* [Short task]
For the listing underneath, give the count of lines containing the string "subject" and nothing further.

[Data entries]
--- START ---
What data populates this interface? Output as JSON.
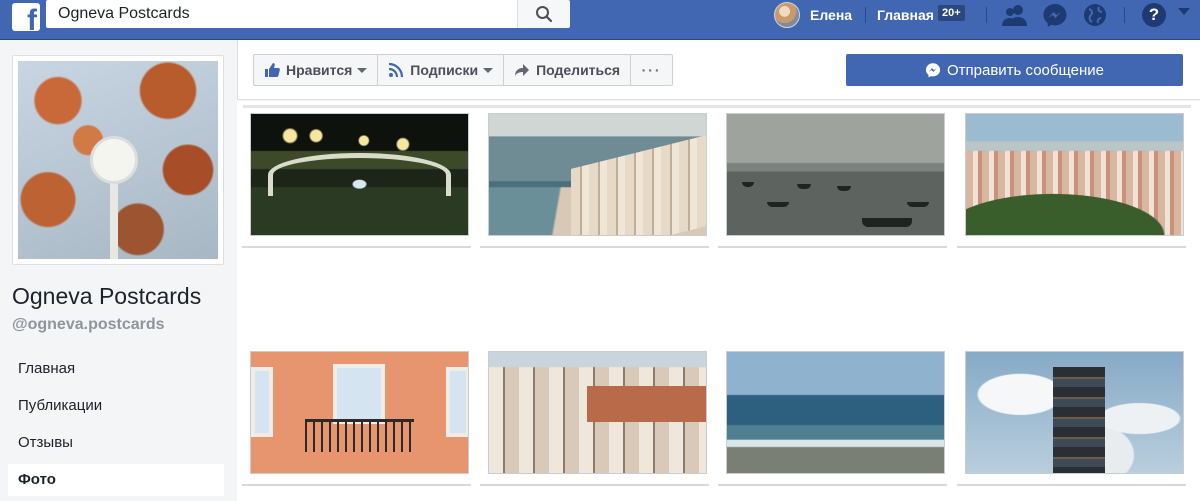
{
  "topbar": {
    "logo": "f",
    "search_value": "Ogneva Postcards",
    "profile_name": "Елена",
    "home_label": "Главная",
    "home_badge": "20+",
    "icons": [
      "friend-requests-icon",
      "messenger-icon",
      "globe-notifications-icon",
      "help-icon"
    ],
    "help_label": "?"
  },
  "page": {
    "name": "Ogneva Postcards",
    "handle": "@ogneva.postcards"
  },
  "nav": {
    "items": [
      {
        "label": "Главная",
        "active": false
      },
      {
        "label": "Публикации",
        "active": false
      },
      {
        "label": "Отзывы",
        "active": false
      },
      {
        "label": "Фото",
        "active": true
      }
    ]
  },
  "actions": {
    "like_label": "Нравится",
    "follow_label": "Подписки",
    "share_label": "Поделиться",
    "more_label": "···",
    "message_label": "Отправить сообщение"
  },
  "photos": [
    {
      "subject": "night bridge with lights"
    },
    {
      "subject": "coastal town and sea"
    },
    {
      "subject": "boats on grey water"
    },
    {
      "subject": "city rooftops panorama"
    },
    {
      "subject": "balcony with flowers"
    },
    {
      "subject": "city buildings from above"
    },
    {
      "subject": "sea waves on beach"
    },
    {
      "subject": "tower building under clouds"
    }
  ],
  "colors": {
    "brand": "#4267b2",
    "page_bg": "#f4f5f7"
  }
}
--- END ---
* [Solution to this exercise]
8